### Exercise brief
Each line of the material must be repeated precisely, with the pictures left out.

### Raw data
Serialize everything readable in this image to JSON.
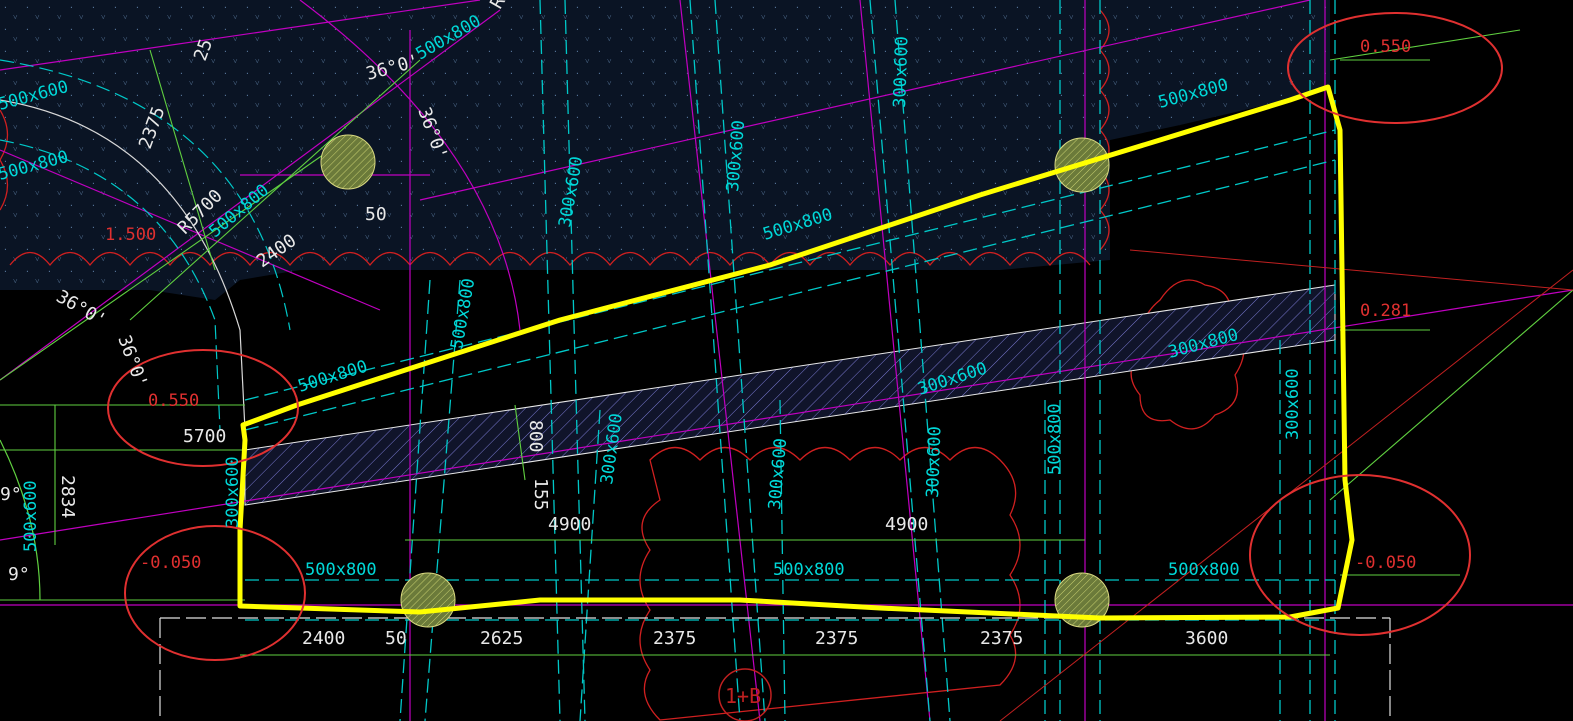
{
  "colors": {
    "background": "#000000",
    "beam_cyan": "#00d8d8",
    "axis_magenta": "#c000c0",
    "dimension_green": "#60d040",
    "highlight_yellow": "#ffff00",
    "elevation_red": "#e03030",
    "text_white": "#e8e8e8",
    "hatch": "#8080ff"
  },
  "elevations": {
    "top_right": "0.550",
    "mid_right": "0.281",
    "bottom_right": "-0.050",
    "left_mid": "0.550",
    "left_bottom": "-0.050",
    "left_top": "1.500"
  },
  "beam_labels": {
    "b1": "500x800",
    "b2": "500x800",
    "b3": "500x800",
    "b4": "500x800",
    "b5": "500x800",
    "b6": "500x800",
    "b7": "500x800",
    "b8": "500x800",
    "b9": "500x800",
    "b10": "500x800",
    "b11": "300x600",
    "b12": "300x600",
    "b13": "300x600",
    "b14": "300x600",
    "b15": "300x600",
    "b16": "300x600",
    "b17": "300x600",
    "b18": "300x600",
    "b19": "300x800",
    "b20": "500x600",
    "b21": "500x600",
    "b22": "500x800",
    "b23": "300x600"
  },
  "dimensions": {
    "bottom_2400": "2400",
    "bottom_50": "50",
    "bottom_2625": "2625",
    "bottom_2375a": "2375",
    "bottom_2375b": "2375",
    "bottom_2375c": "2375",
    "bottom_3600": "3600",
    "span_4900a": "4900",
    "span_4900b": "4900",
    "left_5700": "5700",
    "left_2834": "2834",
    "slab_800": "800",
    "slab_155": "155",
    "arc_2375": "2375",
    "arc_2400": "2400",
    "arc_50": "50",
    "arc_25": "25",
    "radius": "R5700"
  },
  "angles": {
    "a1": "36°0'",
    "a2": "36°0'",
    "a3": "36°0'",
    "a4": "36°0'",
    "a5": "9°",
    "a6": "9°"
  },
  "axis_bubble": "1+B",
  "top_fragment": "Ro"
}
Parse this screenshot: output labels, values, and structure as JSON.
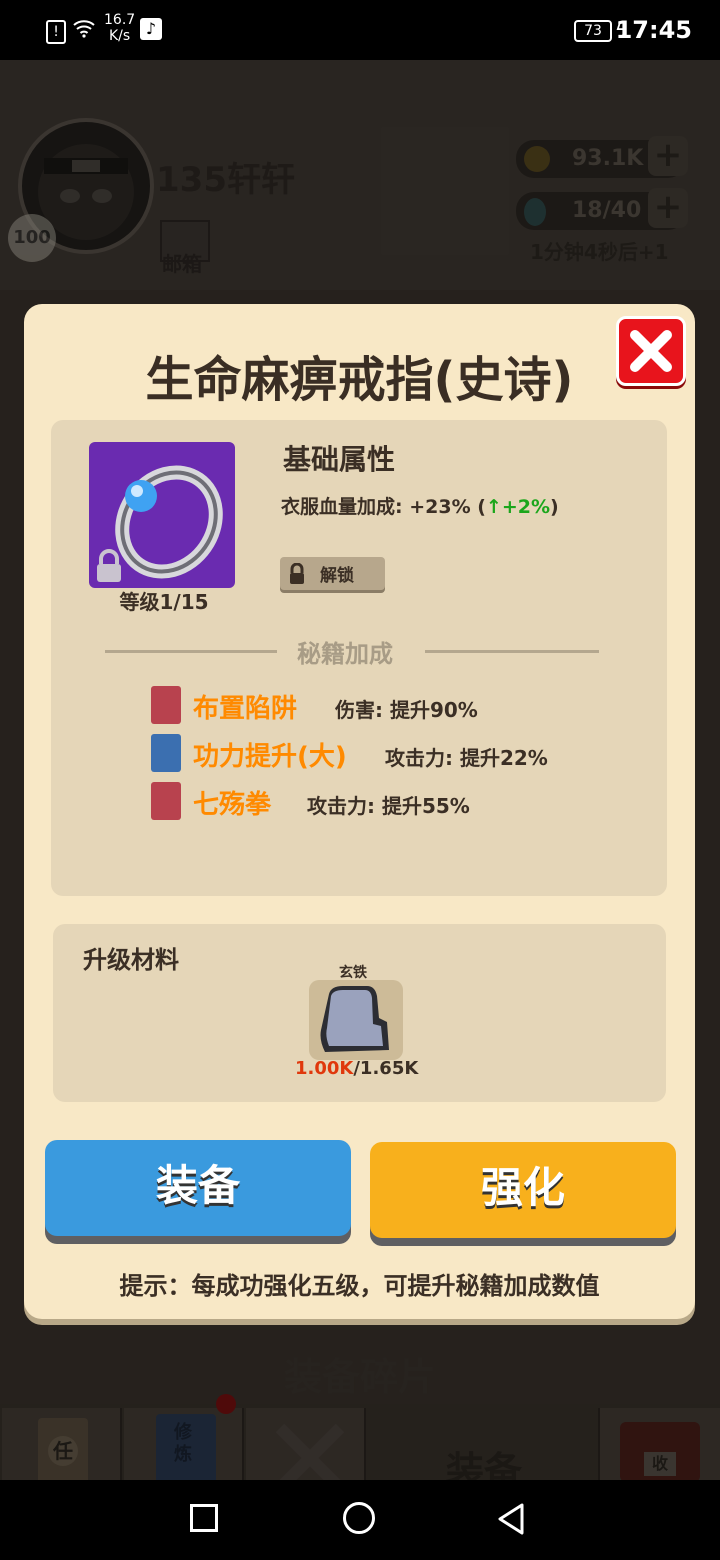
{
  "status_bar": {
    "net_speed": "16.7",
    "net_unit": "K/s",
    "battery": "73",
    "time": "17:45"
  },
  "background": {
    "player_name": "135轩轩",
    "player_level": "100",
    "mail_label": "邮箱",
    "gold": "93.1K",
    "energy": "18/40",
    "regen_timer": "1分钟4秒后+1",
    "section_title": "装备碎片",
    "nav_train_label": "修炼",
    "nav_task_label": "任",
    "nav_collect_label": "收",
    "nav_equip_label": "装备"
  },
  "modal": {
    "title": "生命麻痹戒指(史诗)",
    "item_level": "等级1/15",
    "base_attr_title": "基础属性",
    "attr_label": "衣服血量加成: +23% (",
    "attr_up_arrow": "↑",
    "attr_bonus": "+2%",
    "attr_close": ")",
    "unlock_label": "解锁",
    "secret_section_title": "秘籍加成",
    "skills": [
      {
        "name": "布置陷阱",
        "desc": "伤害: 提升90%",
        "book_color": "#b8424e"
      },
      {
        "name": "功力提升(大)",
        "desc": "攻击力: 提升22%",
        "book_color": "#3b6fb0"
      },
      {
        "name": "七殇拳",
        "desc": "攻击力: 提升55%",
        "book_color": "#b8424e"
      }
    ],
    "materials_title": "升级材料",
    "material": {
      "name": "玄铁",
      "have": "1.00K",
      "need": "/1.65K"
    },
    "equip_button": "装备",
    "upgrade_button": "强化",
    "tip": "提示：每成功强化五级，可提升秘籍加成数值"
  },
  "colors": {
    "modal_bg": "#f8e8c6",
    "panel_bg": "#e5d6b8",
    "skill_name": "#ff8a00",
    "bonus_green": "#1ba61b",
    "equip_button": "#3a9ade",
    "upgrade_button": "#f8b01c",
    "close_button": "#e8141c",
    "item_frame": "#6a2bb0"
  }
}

### Full output
Serialize everything readable in this image to JSON.
{
  "colors": {
    "background": "#000000",
    "beam_cyan": "#00d8d8",
    "axis_magenta": "#c000c0",
    "dimension_green": "#60d040",
    "highlight_yellow": "#ffff00",
    "elevation_red": "#e03030",
    "text_white": "#e8e8e8",
    "hatch": "#8080ff"
  },
  "elevations": {
    "top_right": "0.550",
    "mid_right": "0.281",
    "bottom_right": "-0.050",
    "left_mid": "0.550",
    "left_bottom": "-0.050",
    "left_top": "1.500"
  },
  "beam_labels": {
    "b1": "500x800",
    "b2": "500x800",
    "b3": "500x800",
    "b4": "500x800",
    "b5": "500x800",
    "b6": "500x800",
    "b7": "500x800",
    "b8": "500x800",
    "b9": "500x800",
    "b10": "500x800",
    "b11": "300x600",
    "b12": "300x600",
    "b13": "300x600",
    "b14": "300x600",
    "b15": "300x600",
    "b16": "300x600",
    "b17": "300x600",
    "b18": "300x600",
    "b19": "300x800",
    "b20": "500x600",
    "b21": "500x600",
    "b22": "500x800",
    "b23": "300x600"
  },
  "dimensions": {
    "bottom_2400": "2400",
    "bottom_50": "50",
    "bottom_2625": "2625",
    "bottom_2375a": "2375",
    "bottom_2375b": "2375",
    "bottom_2375c": "2375",
    "bottom_3600": "3600",
    "span_4900a": "4900",
    "span_4900b": "4900",
    "left_5700": "5700",
    "left_2834": "2834",
    "slab_800": "800",
    "slab_155": "155",
    "arc_2375": "2375",
    "arc_2400": "2400",
    "arc_50": "50",
    "arc_25": "25",
    "radius": "R5700"
  },
  "angles": {
    "a1": "36°0'",
    "a2": "36°0'",
    "a3": "36°0'",
    "a4": "36°0'",
    "a5": "9°",
    "a6": "9°"
  },
  "axis_bubble": "1+B",
  "top_fragment": "Ro"
}
Parse this screenshot: output labels, values, and structure as JSON.
{
  "status_bar": {
    "net_speed": "16.7",
    "net_unit": "K/s",
    "battery": "73",
    "time": "17:45"
  },
  "background": {
    "player_name": "135轩轩",
    "player_level": "100",
    "mail_label": "邮箱",
    "gold": "93.1K",
    "energy": "18/40",
    "regen_timer": "1分钟4秒后+1",
    "section_title": "装备碎片",
    "nav_train_label": "修炼",
    "nav_task_label": "任",
    "nav_collect_label": "收",
    "nav_equip_label": "装备"
  },
  "modal": {
    "title": "生命麻痹戒指(史诗)",
    "item_level": "等级1/15",
    "base_attr_title": "基础属性",
    "attr_label": "衣服血量加成: +23% (",
    "attr_up_arrow": "↑",
    "attr_bonus": "+2%",
    "attr_close": ")",
    "unlock_label": "解锁",
    "secret_section_title": "秘籍加成",
    "skills": [
      {
        "name": "布置陷阱",
        "desc": "伤害: 提升90%",
        "book_color": "#b8424e"
      },
      {
        "name": "功力提升(大)",
        "desc": "攻击力: 提升22%",
        "book_color": "#3b6fb0"
      },
      {
        "name": "七殇拳",
        "desc": "攻击力: 提升55%",
        "book_color": "#b8424e"
      }
    ],
    "materials_title": "升级材料",
    "material": {
      "name": "玄铁",
      "have": "1.00K",
      "need": "/1.65K"
    },
    "equip_button": "装备",
    "upgrade_button": "强化",
    "tip": "提示：每成功强化五级，可提升秘籍加成数值"
  },
  "colors": {
    "modal_bg": "#f8e8c6",
    "panel_bg": "#e5d6b8",
    "skill_name": "#ff8a00",
    "bonus_green": "#1ba61b",
    "equip_button": "#3a9ade",
    "upgrade_button": "#f8b01c",
    "close_button": "#e8141c",
    "item_frame": "#6a2bb0"
  }
}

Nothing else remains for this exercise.